START Dataset content

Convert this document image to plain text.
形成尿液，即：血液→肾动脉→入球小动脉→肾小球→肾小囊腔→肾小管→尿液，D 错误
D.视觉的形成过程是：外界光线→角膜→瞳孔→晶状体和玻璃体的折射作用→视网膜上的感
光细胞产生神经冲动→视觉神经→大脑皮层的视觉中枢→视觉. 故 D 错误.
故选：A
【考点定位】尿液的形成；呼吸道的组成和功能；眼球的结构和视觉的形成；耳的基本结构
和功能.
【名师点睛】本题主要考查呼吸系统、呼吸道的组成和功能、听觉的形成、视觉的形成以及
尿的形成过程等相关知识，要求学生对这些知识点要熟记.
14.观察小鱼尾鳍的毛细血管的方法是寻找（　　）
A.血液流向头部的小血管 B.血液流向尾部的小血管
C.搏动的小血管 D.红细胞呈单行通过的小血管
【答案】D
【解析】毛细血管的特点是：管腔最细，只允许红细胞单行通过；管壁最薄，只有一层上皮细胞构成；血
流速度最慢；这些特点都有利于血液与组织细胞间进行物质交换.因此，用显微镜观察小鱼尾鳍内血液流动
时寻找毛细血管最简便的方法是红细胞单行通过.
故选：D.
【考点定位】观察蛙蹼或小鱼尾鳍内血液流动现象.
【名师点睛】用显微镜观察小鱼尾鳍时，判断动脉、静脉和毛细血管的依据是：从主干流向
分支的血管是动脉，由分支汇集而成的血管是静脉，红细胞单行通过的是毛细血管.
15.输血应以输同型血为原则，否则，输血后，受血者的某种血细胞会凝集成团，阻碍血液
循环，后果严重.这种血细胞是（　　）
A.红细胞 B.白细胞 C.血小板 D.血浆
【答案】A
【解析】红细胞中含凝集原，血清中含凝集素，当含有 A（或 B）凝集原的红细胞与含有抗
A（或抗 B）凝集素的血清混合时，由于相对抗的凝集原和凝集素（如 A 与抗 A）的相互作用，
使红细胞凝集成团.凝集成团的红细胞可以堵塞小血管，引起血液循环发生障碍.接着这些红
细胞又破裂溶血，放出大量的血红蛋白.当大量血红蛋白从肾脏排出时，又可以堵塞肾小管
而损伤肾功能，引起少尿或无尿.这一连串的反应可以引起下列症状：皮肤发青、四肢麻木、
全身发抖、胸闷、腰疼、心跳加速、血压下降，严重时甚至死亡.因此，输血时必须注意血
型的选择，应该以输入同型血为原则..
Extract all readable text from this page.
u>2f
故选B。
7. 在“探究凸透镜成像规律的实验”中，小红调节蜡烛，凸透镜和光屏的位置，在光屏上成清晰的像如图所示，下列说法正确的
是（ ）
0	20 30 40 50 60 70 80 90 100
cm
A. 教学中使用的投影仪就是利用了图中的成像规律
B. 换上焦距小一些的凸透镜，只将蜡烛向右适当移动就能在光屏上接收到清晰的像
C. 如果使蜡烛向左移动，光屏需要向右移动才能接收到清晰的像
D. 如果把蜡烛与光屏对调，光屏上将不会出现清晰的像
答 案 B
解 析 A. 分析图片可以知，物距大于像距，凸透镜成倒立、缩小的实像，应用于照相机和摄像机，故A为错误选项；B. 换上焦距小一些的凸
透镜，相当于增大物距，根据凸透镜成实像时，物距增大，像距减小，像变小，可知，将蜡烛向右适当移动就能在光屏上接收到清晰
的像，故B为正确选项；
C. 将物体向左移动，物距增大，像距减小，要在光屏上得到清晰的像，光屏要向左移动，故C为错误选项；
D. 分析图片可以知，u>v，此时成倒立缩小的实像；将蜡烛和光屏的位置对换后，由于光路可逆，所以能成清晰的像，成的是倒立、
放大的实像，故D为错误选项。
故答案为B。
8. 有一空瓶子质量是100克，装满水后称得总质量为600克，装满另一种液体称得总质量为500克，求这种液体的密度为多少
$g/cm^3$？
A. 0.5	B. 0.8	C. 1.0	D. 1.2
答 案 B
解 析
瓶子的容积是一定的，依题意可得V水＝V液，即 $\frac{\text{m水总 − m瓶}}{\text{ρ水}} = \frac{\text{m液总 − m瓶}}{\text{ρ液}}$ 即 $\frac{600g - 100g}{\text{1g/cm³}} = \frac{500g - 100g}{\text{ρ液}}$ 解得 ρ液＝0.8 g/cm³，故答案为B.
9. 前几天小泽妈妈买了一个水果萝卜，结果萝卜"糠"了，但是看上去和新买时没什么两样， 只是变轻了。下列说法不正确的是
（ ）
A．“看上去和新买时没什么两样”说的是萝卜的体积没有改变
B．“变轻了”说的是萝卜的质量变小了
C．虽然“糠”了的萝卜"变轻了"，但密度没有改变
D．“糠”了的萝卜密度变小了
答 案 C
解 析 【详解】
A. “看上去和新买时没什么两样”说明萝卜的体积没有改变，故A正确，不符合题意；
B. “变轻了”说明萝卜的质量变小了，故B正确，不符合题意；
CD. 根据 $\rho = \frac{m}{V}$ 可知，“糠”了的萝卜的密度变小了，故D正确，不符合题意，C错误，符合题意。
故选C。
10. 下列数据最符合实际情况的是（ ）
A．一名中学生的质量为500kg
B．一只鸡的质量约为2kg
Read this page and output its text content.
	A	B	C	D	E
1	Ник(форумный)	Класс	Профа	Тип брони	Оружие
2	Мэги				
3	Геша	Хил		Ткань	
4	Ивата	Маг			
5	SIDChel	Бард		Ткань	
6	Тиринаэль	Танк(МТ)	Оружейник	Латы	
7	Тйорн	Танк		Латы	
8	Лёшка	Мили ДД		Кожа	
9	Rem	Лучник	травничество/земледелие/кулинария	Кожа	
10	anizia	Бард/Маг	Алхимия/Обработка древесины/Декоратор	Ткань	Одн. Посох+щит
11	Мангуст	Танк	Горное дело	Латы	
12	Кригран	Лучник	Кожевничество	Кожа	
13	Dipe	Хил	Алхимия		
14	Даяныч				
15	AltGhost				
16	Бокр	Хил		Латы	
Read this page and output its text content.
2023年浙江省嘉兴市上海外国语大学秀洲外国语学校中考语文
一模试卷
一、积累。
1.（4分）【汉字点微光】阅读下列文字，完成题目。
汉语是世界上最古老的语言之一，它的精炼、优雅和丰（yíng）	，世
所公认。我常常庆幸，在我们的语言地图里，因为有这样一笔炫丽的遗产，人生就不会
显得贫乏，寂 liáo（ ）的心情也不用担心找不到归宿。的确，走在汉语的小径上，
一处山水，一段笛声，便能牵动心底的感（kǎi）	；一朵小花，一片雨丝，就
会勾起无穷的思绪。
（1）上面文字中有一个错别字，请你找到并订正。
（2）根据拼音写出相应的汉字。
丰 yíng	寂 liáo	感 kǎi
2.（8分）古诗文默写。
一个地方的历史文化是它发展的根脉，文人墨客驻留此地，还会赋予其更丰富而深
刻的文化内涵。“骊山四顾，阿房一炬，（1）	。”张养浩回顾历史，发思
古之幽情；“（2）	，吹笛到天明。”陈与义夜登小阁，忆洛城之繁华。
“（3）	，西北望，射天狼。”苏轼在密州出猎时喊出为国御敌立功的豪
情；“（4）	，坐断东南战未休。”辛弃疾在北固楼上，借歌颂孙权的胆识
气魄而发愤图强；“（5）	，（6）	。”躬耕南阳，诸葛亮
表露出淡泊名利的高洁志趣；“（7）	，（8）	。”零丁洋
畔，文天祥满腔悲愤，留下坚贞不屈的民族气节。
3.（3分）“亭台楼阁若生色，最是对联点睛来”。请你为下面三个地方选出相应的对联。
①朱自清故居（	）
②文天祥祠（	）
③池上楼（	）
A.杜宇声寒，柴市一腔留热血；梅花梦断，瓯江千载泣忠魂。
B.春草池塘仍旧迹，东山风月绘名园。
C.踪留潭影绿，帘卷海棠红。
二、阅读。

END Dataset content

Your task.
Without leaving anything out, quote all the data.

Task answer.
Convert this document image to plain text.
形成尿液，即：血液→肾动脉→入球小动脉→肾小球→肾小囊腔→肾小管→尿液，D 错误
D.视觉的形成过程是：外界光线→角膜→瞳孔→晶状体和玻璃体的折射作用→视网膜上的感
光细胞产生神经冲动→视觉神经→大脑皮层的视觉中枢→视觉. 故 D 错误.
故选：A
【考点定位】尿液的形成；呼吸道的组成和功能；眼球的结构和视觉的形成；耳的基本结构
和功能.
【名师点睛】本题主要考查呼吸系统、呼吸道的组成和功能、听觉的形成、视觉的形成以及
尿的形成过程等相关知识，要求学生对这些知识点要熟记.
14.观察小鱼尾鳍的毛细血管的方法是寻找（　　）
A.血液流向头部的小血管 B.血液流向尾部的小血管
C.搏动的小血管 D.红细胞呈单行通过的小血管
【答案】D
【解析】毛细血管的特点是：管腔最细，只允许红细胞单行通过；管壁最薄，只有一层上皮细胞构成；血
流速度最慢；这些特点都有利于血液与组织细胞间进行物质交换.因此，用显微镜观察小鱼尾鳍内血液流动
时寻找毛细血管最简便的方法是红细胞单行通过.
故选：D.
【考点定位】观察蛙蹼或小鱼尾鳍内血液流动现象.
【名师点睛】用显微镜观察小鱼尾鳍时，判断动脉、静脉和毛细血管的依据是：从主干流向
分支的血管是动脉，由分支汇集而成的血管是静脉，红细胞单行通过的是毛细血管.
15.输血应以输同型血为原则，否则，输血后，受血者的某种血细胞会凝集成团，阻碍血液
循环，后果严重.这种血细胞是（　　）
A.红细胞 B.白细胞 C.血小板 D.血浆
【答案】A
【解析】红细胞中含凝集原，血清中含凝集素，当含有 A（或 B）凝集原的红细胞与含有抗
A（或抗 B）凝集素的血清混合时，由于相对抗的凝集原和凝集素（如 A 与抗 A）的相互作用，
使红细胞凝集成团.凝集成团的红细胞可以堵塞小血管，引起血液循环发生障碍.接着这些红
细胞又破裂溶血，放出大量的血红蛋白.当大量血红蛋白从肾脏排出时，又可以堵塞肾小管
而损伤肾功能，引起少尿或无尿.这一连串的反应可以引起下列症状：皮肤发青、四肢麻木、
全身发抖、胸闷、腰疼、心跳加速、血压下降，严重时甚至死亡.因此，输血时必须注意血
型的选择，应该以输入同型血为原则..
Extract all readable text from this page.
u>2f
故选B。
7. 在“探究凸透镜成像规律的实验”中，小红调节蜡烛，凸透镜和光屏的位置，在光屏上成清晰的像如图所示，下列说法正确的
是（ ）
0	20 30 40 50 60 70 80 90 100
cm
A. 教学中使用的投影仪就是利用了图中的成像规律
B. 换上焦距小一些的凸透镜，只将蜡烛向右适当移动就能在光屏上接收到清晰的像
C. 如果使蜡烛向左移动，光屏需要向右移动才能接收到清晰的像
D. 如果把蜡烛与光屏对调，光屏上将不会出现清晰的像
答 案 B
解 析 A. 分析图片可以知，物距大于像距，凸透镜成倒立、缩小的实像，应用于照相机和摄像机，故A为错误选项；B. 换上焦距小一些的凸
透镜，相当于增大物距，根据凸透镜成实像时，物距增大，像距减小，像变小，可知，将蜡烛向右适当移动就能在光屏上接收到清晰
的像，故B为正确选项；
C. 将物体向左移动，物距增大，像距减小，要在光屏上得到清晰的像，光屏要向左移动，故C为错误选项；
D. 分析图片可以知，u>v，此时成倒立缩小的实像；将蜡烛和光屏的位置对换后，由于光路可逆，所以能成清晰的像，成的是倒立、
放大的实像，故D为错误选项。
故答案为B。
8. 有一空瓶子质量是100克，装满水后称得总质量为600克，装满另一种液体称得总质量为500克，求这种液体的密度为多少
$g/cm^3$？
A. 0.5	B. 0.8	C. 1.0	D. 1.2
答 案 B
解 析
瓶子的容积是一定的，依题意可得V水＝V液，即 $\frac{\text{m水总 − m瓶}}{\text{ρ水}} = \frac{\text{m液总 − m瓶}}{\text{ρ液}}$ 即 $\frac{600g - 100g}{\text{1g/cm³}} = \frac{500g - 100g}{\text{ρ液}}$ 解得 ρ液＝0.8 g/cm³，故答案为B.
9. 前几天小泽妈妈买了一个水果萝卜，结果萝卜"糠"了，但是看上去和新买时没什么两样， 只是变轻了。下列说法不正确的是
（ ）
A．“看上去和新买时没什么两样”说的是萝卜的体积没有改变
B．“变轻了”说的是萝卜的质量变小了
C．虽然“糠”了的萝卜"变轻了"，但密度没有改变
D．“糠”了的萝卜密度变小了
答 案 C
解 析 【详解】
A. “看上去和新买时没什么两样”说明萝卜的体积没有改变，故A正确，不符合题意；
B. “变轻了”说明萝卜的质量变小了，故B正确，不符合题意；
CD. 根据 $\rho = \frac{m}{V}$ 可知，“糠”了的萝卜的密度变小了，故D正确，不符合题意，C错误，符合题意。
故选C。
10. 下列数据最符合实际情况的是（ ）
A．一名中学生的质量为500kg
B．一只鸡的质量约为2kg
Read this page and output its text content.
	A	B	C	D	E
1	Ник(форумный)	Класс	Профа	Тип брони	Оружие
2	Мэги				
3	Геша	Хил		Ткань	
4	Ивата	Маг			
5	SIDChel	Бард		Ткань	
6	Тиринаэль	Танк(МТ)	Оружейник	Латы	
7	Тйорн	Танк		Латы	
8	Лёшка	Мили ДД		Кожа	
9	Rem	Лучник	травничество/земледелие/кулинария	Кожа	
10	anizia	Бард/Маг	Алхимия/Обработка древесины/Декоратор	Ткань	Одн. Посох+щит
11	Мангуст	Танк	Горное дело	Латы	
12	Кригран	Лучник	Кожевничество	Кожа	
13	Dipe	Хил	Алхимия		
14	Даяныч				
15	AltGhost				
16	Бокр	Хил		Латы	
Read this page and output its text content.
2023年浙江省嘉兴市上海外国语大学秀洲外国语学校中考语文
一模试卷
一、积累。
1.（4分）【汉字点微光】阅读下列文字，完成题目。
汉语是世界上最古老的语言之一，它的精炼、优雅和丰（yíng）	，世
所公认。我常常庆幸，在我们的语言地图里，因为有这样一笔炫丽的遗产，人生就不会
显得贫乏，寂 liáo（ ）的心情也不用担心找不到归宿。的确，走在汉语的小径上，
一处山水，一段笛声，便能牵动心底的感（kǎi）	；一朵小花，一片雨丝，就
会勾起无穷的思绪。
（1）上面文字中有一个错别字，请你找到并订正。
（2）根据拼音写出相应的汉字。
丰 yíng	寂 liáo	感 kǎi
2.（8分）古诗文默写。
一个地方的历史文化是它发展的根脉，文人墨客驻留此地，还会赋予其更丰富而深
刻的文化内涵。“骊山四顾，阿房一炬，（1）	。”张养浩回顾历史，发思
古之幽情；“（2）	，吹笛到天明。”陈与义夜登小阁，忆洛城之繁华。
“（3）	，西北望，射天狼。”苏轼在密州出猎时喊出为国御敌立功的豪
情；“（4）	，坐断东南战未休。”辛弃疾在北固楼上，借歌颂孙权的胆识
气魄而发愤图强；“（5）	，（6）	。”躬耕南阳，诸葛亮
表露出淡泊名利的高洁志趣；“（7）	，（8）	。”零丁洋
畔，文天祥满腔悲愤，留下坚贞不屈的民族气节。
3.（3分）“亭台楼阁若生色，最是对联点睛来”。请你为下面三个地方选出相应的对联。
①朱自清故居（	）
②文天祥祠（	）
③池上楼（	）
A.杜宇声寒，柴市一腔留热血；梅花梦断，瓯江千载泣忠魂。
B.春草池塘仍旧迹，东山风月绘名园。
C.踪留潭影绿，帘卷海棠红。
二、阅读。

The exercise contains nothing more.